What is needed – Each line containing the word "Settings" must be reported.

Material supplied –
:::::

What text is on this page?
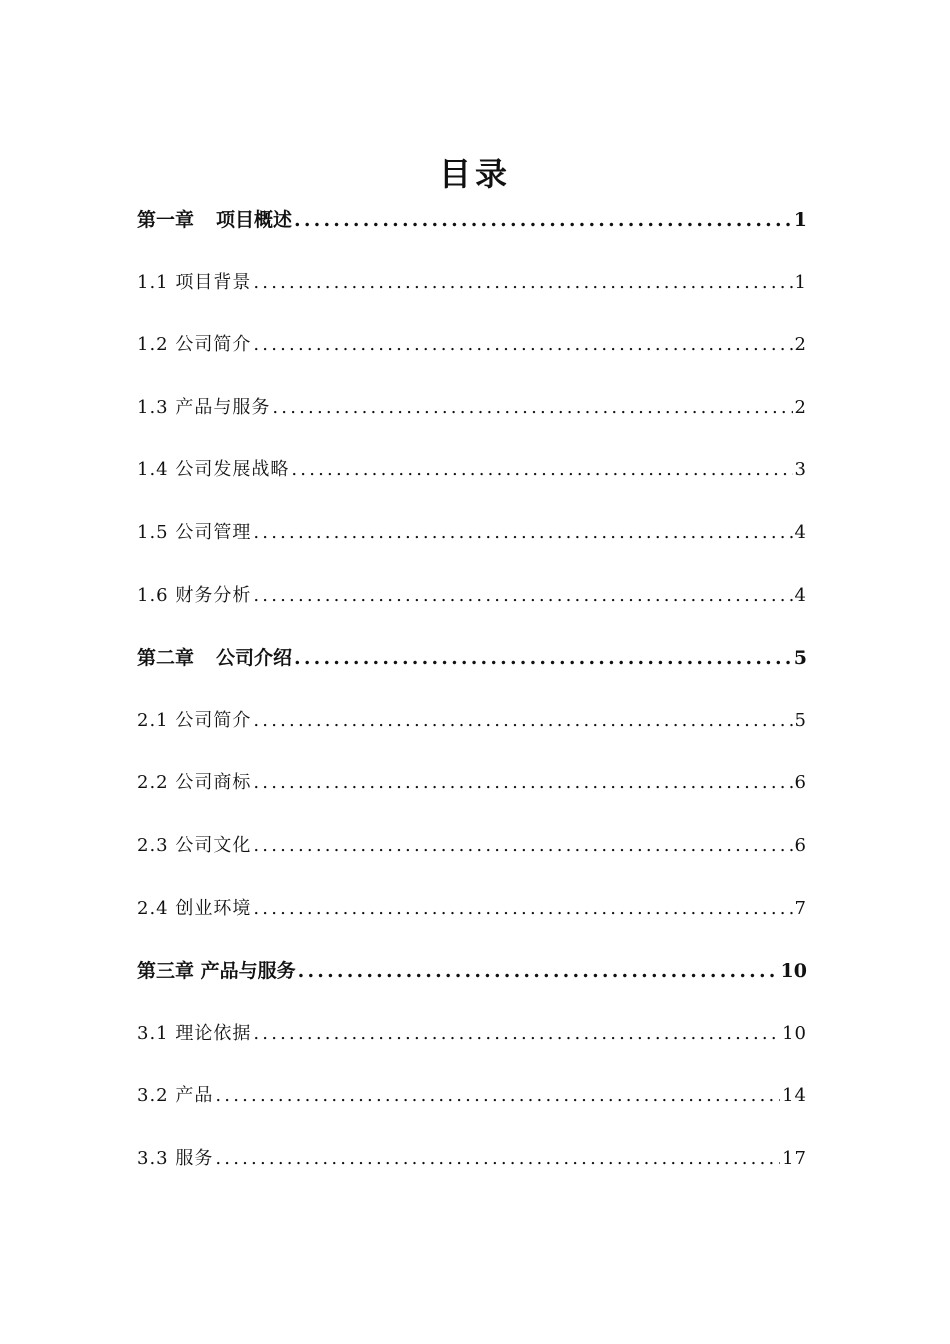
目录
第一章 项目概述 .....	1
1.1 项目背景 .....	1
1.2 公司简介 .....	2
1.3 产品与服务 .....	2
1.4 公司发展战略 .....	3
1.5 公司管理 .....	4
1.6 财务分析 .....	4
第二章 公司介绍 .....	5
2.1 公司简介 .....	5
2.2 公司商标 .....	6
2.3 公司文化 .....	6
2.4 创业环境 .....	7
第三章 产品与服务 .....	10
3.1 理论依据 .....	10
3.2 产品 .....	14
3.3 服务 .....	17
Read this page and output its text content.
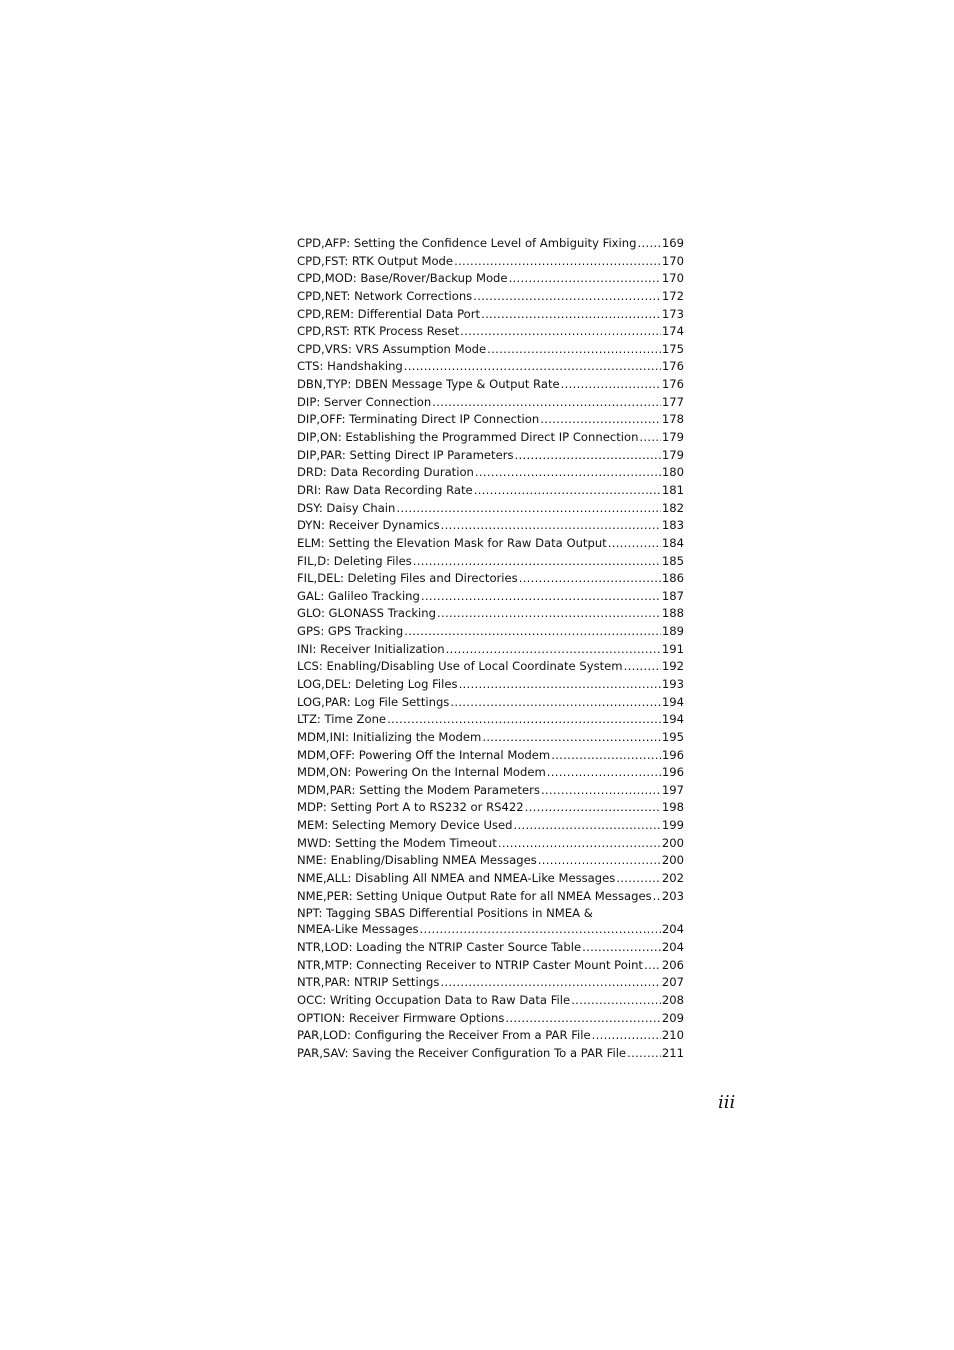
CPD,AFP: Setting the Confidence Level of Ambiguity Fixing ..... 169
CPD,FST: RTK Output Mode .....	170
CPD,MOD: Base/Rover/Backup Mode .....	170
CPD,NET: Network Corrections .....	172
CPD,REM: Differential Data Port .....	173
CPD,RST: RTK Process Reset .....	174
CPD,VRS: VRS Assumption Mode .....	175
CTS: Handshaking .....	176
DBN,TYP: DBEN Message Type & Output Rate .....	176
DIP: Server Connection .....	177
DIP,OFF: Terminating Direct IP Connection .....	178
DIP,ON: Establishing the Programmed Direct IP Connection ..... 179
DIP,PAR: Setting Direct IP Parameters .....	179
DRD: Data Recording Duration .....	180
DRI: Raw Data Recording Rate .....	181
DSY: Daisy Chain .....	182
DYN: Receiver Dynamics .....	183
ELM: Setting the Elevation Mask for Raw Data Output .....	184
FIL,D: Deleting Files .....	185
FIL,DEL: Deleting Files and Directories .....	186
GAL: Galileo Tracking .....	187
GLO: GLONASS Tracking .....	188
GPS: GPS Tracking .....	189
INI: Receiver Initialization .....	191
LCS: Enabling/Disabling Use of Local Coordinate System .....	192
LOG,DEL: Deleting Log Files .....	193
LOG,PAR: Log File Settings .....	194
LTZ: Time Zone .....	194
MDM,INI: Initializing the Modem .....	195
MDM,OFF: Powering Off the Internal Modem .....	196
MDM,ON: Powering On the Internal Modem .....	196
MDM,PAR: Setting the Modem Parameters .....	197
MDP: Setting Port A to RS232 or RS422 .....	198
MEM: Selecting Memory Device Used .....	199
MWD: Setting the Modem Timeout .....	200
NME: Enabling/Disabling NMEA Messages .....	200
NME,ALL: Disabling All NMEA and NMEA-Like Messages .....	202
NME,PER: Setting Unique Output Rate for all NMEA Messages ..... 203
NPT: Tagging SBAS Differential Positions in NMEA &
NMEA-Like Messages .....	204
NTR,LOD: Loading the NTRIP Caster Source Table .....	204
NTR,MTP: Connecting Receiver to NTRIP Caster Mount Point ..... 206
NTR,PAR: NTRIP Settings .....	207
OCC: Writing Occupation Data to Raw Data File .....	208
OPTION: Receiver Firmware Options .....	209
PAR,LOD: Configuring the Receiver From a PAR File .....	210
PAR,SAV: Saving the Receiver Configuration To a PAR File .....	211
iii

:::::

Final result –
LOG,PAR: Log File Settings .....	194
NTR,PAR: NTRIP Settings .....	207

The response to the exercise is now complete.